__Work to do__
Set down the material once more, exactly as it appears.

** Start Data for this exercise **

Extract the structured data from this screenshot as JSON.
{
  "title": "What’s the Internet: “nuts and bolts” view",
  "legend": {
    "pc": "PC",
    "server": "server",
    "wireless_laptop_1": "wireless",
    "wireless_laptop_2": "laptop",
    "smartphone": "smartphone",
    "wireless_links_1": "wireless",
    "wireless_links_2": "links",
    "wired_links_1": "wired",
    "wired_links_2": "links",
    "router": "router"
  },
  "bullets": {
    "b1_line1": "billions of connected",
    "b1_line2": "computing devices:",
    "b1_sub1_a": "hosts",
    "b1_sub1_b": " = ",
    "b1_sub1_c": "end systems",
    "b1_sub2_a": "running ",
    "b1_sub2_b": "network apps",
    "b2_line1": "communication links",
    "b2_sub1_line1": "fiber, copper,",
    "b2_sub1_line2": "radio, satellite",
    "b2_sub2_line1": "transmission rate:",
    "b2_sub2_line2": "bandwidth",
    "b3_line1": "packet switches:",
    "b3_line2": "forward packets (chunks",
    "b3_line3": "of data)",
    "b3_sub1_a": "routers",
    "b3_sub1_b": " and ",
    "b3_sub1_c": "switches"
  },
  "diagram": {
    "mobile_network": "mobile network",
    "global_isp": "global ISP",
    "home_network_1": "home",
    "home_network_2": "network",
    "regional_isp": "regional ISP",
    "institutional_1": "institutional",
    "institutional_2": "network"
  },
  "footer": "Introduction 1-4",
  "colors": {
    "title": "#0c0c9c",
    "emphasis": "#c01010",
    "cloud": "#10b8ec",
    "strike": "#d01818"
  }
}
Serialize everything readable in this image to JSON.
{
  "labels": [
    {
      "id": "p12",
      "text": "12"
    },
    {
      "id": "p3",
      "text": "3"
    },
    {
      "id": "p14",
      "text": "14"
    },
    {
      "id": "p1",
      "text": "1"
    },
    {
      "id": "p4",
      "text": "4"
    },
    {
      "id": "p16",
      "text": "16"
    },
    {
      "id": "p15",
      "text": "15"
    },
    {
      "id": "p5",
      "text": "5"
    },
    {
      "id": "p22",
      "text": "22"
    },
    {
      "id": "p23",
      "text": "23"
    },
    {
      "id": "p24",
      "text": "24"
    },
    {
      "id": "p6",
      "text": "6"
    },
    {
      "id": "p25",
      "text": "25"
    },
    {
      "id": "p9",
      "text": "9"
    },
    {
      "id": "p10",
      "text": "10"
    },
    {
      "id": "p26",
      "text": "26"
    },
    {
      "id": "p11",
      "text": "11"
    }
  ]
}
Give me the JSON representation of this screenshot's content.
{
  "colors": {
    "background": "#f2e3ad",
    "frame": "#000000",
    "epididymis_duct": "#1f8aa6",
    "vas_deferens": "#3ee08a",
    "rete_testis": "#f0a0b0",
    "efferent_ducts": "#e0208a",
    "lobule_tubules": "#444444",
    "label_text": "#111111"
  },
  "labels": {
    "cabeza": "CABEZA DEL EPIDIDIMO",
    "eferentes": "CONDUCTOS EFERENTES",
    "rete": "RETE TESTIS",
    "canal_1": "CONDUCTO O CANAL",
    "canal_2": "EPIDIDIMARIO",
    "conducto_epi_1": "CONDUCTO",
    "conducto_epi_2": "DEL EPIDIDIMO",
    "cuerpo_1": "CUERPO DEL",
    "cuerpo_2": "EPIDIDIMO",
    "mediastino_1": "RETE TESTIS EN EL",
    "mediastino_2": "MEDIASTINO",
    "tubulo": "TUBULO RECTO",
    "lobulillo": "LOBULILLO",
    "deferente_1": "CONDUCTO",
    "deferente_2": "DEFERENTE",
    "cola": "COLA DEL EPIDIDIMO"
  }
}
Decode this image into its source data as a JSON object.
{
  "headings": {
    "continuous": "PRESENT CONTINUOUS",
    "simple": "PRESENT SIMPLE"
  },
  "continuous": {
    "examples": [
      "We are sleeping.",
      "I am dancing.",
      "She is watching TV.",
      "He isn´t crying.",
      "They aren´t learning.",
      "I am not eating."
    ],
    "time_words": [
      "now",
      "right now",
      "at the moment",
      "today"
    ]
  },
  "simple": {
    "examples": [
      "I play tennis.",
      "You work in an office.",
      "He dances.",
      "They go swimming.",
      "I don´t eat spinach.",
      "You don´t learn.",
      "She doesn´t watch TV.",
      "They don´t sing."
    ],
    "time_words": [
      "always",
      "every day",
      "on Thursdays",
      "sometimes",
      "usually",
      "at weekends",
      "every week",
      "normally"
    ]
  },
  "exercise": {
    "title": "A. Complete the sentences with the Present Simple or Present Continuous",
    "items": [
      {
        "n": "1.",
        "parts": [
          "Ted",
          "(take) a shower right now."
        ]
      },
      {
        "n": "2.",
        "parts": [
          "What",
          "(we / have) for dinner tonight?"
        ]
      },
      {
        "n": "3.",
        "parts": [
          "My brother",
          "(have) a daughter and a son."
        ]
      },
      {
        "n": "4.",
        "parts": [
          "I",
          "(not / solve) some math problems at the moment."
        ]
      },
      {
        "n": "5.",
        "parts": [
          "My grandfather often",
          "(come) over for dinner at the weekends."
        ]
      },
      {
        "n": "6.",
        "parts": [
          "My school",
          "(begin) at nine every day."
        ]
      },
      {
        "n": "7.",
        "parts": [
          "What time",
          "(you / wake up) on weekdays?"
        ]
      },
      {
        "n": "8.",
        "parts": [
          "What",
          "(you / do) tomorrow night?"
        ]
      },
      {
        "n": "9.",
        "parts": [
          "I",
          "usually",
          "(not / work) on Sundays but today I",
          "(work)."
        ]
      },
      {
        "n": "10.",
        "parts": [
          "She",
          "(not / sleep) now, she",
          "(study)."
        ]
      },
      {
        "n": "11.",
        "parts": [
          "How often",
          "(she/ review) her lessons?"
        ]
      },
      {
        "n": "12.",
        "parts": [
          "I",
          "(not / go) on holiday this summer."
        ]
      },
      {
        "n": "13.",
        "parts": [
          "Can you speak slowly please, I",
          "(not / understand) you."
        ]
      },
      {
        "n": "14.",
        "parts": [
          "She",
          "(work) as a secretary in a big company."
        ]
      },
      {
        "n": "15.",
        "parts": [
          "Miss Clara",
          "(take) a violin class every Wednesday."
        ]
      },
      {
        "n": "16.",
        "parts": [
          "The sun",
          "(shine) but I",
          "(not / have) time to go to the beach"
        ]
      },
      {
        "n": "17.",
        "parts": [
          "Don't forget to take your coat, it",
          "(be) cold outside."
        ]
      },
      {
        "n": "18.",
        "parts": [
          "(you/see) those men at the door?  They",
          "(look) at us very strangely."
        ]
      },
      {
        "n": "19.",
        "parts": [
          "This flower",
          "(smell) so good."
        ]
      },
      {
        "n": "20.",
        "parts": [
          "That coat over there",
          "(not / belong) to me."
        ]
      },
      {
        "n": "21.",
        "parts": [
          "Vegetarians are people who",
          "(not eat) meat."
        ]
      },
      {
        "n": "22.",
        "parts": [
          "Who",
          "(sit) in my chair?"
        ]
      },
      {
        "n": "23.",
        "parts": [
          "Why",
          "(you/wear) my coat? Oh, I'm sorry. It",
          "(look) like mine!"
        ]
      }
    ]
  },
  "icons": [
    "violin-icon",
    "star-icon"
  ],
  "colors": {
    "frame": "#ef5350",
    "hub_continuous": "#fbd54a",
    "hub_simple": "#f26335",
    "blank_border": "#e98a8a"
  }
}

** End Data for this exercise **

__Answer below__
Extract the structured data from this screenshot as JSON.
{
  "title": "What’s the Internet: “nuts and bolts” view",
  "legend": {
    "pc": "PC",
    "server": "server",
    "wireless_laptop_1": "wireless",
    "wireless_laptop_2": "laptop",
    "smartphone": "smartphone",
    "wireless_links_1": "wireless",
    "wireless_links_2": "links",
    "wired_links_1": "wired",
    "wired_links_2": "links",
    "router": "router"
  },
  "bullets": {
    "b1_line1": "billions of connected",
    "b1_line2": "computing devices:",
    "b1_sub1_a": "hosts",
    "b1_sub1_b": " = ",
    "b1_sub1_c": "end systems",
    "b1_sub2_a": "running ",
    "b1_sub2_b": "network apps",
    "b2_line1": "communication links",
    "b2_sub1_line1": "fiber, copper,",
    "b2_sub1_line2": "radio, satellite",
    "b2_sub2_line1": "transmission rate:",
    "b2_sub2_line2": "bandwidth",
    "b3_line1": "packet switches:",
    "b3_line2": "forward packets (chunks",
    "b3_line3": "of data)",
    "b3_sub1_a": "routers",
    "b3_sub1_b": " and ",
    "b3_sub1_c": "switches"
  },
  "diagram": {
    "mobile_network": "mobile network",
    "global_isp": "global ISP",
    "home_network_1": "home",
    "home_network_2": "network",
    "regional_isp": "regional ISP",
    "institutional_1": "institutional",
    "institutional_2": "network"
  },
  "footer": "Introduction 1-4",
  "colors": {
    "title": "#0c0c9c",
    "emphasis": "#c01010",
    "cloud": "#10b8ec",
    "strike": "#d01818"
  }
}
Serialize everything readable in this image to JSON.
{
  "labels": [
    {
      "id": "p12",
      "text": "12"
    },
    {
      "id": "p3",
      "text": "3"
    },
    {
      "id": "p14",
      "text": "14"
    },
    {
      "id": "p1",
      "text": "1"
    },
    {
      "id": "p4",
      "text": "4"
    },
    {
      "id": "p16",
      "text": "16"
    },
    {
      "id": "p15",
      "text": "15"
    },
    {
      "id": "p5",
      "text": "5"
    },
    {
      "id": "p22",
      "text": "22"
    },
    {
      "id": "p23",
      "text": "23"
    },
    {
      "id": "p24",
      "text": "24"
    },
    {
      "id": "p6",
      "text": "6"
    },
    {
      "id": "p25",
      "text": "25"
    },
    {
      "id": "p9",
      "text": "9"
    },
    {
      "id": "p10",
      "text": "10"
    },
    {
      "id": "p26",
      "text": "26"
    },
    {
      "id": "p11",
      "text": "11"
    }
  ]
}
Give me the JSON representation of this screenshot's content.
{
  "colors": {
    "background": "#f2e3ad",
    "frame": "#000000",
    "epididymis_duct": "#1f8aa6",
    "vas_deferens": "#3ee08a",
    "rete_testis": "#f0a0b0",
    "efferent_ducts": "#e0208a",
    "lobule_tubules": "#444444",
    "label_text": "#111111"
  },
  "labels": {
    "cabeza": "CABEZA DEL EPIDIDIMO",
    "eferentes": "CONDUCTOS EFERENTES",
    "rete": "RETE TESTIS",
    "canal_1": "CONDUCTO O CANAL",
    "canal_2": "EPIDIDIMARIO",
    "conducto_epi_1": "CONDUCTO",
    "conducto_epi_2": "DEL EPIDIDIMO",
    "cuerpo_1": "CUERPO DEL",
    "cuerpo_2": "EPIDIDIMO",
    "mediastino_1": "RETE TESTIS EN EL",
    "mediastino_2": "MEDIASTINO",
    "tubulo": "TUBULO RECTO",
    "lobulillo": "LOBULILLO",
    "deferente_1": "CONDUCTO",
    "deferente_2": "DEFERENTE",
    "cola": "COLA DEL EPIDIDIMO"
  }
}
Decode this image into its source data as a JSON object.
{
  "headings": {
    "continuous": "PRESENT CONTINUOUS",
    "simple": "PRESENT SIMPLE"
  },
  "continuous": {
    "examples": [
      "We are sleeping.",
      "I am dancing.",
      "She is watching TV.",
      "He isn´t crying.",
      "They aren´t learning.",
      "I am not eating."
    ],
    "time_words": [
      "now",
      "right now",
      "at the moment",
      "today"
    ]
  },
  "simple": {
    "examples": [
      "I play tennis.",
      "You work in an office.",
      "He dances.",
      "They go swimming.",
      "I don´t eat spinach.",
      "You don´t learn.",
      "She doesn´t watch TV.",
      "They don´t sing."
    ],
    "time_words": [
      "always",
      "every day",
      "on Thursdays",
      "sometimes",
      "usually",
      "at weekends",
      "every week",
      "normally"
    ]
  },
  "exercise": {
    "title": "A. Complete the sentences with the Present Simple or Present Continuous",
    "items": [
      {
        "n": "1.",
        "parts": [
          "Ted",
          "(take) a shower right now."
        ]
      },
      {
        "n": "2.",
        "parts": [
          "What",
          "(we / have) for dinner tonight?"
        ]
      },
      {
        "n": "3.",
        "parts": [
          "My brother",
          "(have) a daughter and a son."
        ]
      },
      {
        "n": "4.",
        "parts": [
          "I",
          "(not / solve) some math problems at the moment."
        ]
      },
      {
        "n": "5.",
        "parts": [
          "My grandfather often",
          "(come) over for dinner at the weekends."
        ]
      },
      {
        "n": "6.",
        "parts": [
          "My school",
          "(begin) at nine every day."
        ]
      },
      {
        "n": "7.",
        "parts": [
          "What time",
          "(you / wake up) on weekdays?"
        ]
      },
      {
        "n": "8.",
        "parts": [
          "What",
          "(you / do) tomorrow night?"
        ]
      },
      {
        "n": "9.",
        "parts": [
          "I",
          "usually",
          "(not / work) on Sundays but today I",
          "(work)."
        ]
      },
      {
        "n": "10.",
        "parts": [
          "She",
          "(not / sleep) now, she",
          "(study)."
        ]
      },
      {
        "n": "11.",
        "parts": [
          "How often",
          "(she/ review) her lessons?"
        ]
      },
      {
        "n": "12.",
        "parts": [
          "I",
          "(not / go) on holiday this summer."
        ]
      },
      {
        "n": "13.",
        "parts": [
          "Can you speak slowly please, I",
          "(not / understand) you."
        ]
      },
      {
        "n": "14.",
        "parts": [
          "She",
          "(work) as a secretary in a big company."
        ]
      },
      {
        "n": "15.",
        "parts": [
          "Miss Clara",
          "(take) a violin class every Wednesday."
        ]
      },
      {
        "n": "16.",
        "parts": [
          "The sun",
          "(shine) but I",
          "(not / have) time to go to the beach"
        ]
      },
      {
        "n": "17.",
        "parts": [
          "Don't forget to take your coat, it",
          "(be) cold outside."
        ]
      },
      {
        "n": "18.",
        "parts": [
          "(you/see) those men at the door?  They",
          "(look) at us very strangely."
        ]
      },
      {
        "n": "19.",
        "parts": [
          "This flower",
          "(smell) so good."
        ]
      },
      {
        "n": "20.",
        "parts": [
          "That coat over there",
          "(not / belong) to me."
        ]
      },
      {
        "n": "21.",
        "parts": [
          "Vegetarians are people who",
          "(not eat) meat."
        ]
      },
      {
        "n": "22.",
        "parts": [
          "Who",
          "(sit) in my chair?"
        ]
      },
      {
        "n": "23.",
        "parts": [
          "Why",
          "(you/wear) my coat? Oh, I'm sorry. It",
          "(look) like mine!"
        ]
      }
    ]
  },
  "icons": [
    "violin-icon",
    "star-icon"
  ],
  "colors": {
    "frame": "#ef5350",
    "hub_continuous": "#fbd54a",
    "hub_simple": "#f26335",
    "blank_border": "#e98a8a"
  }
}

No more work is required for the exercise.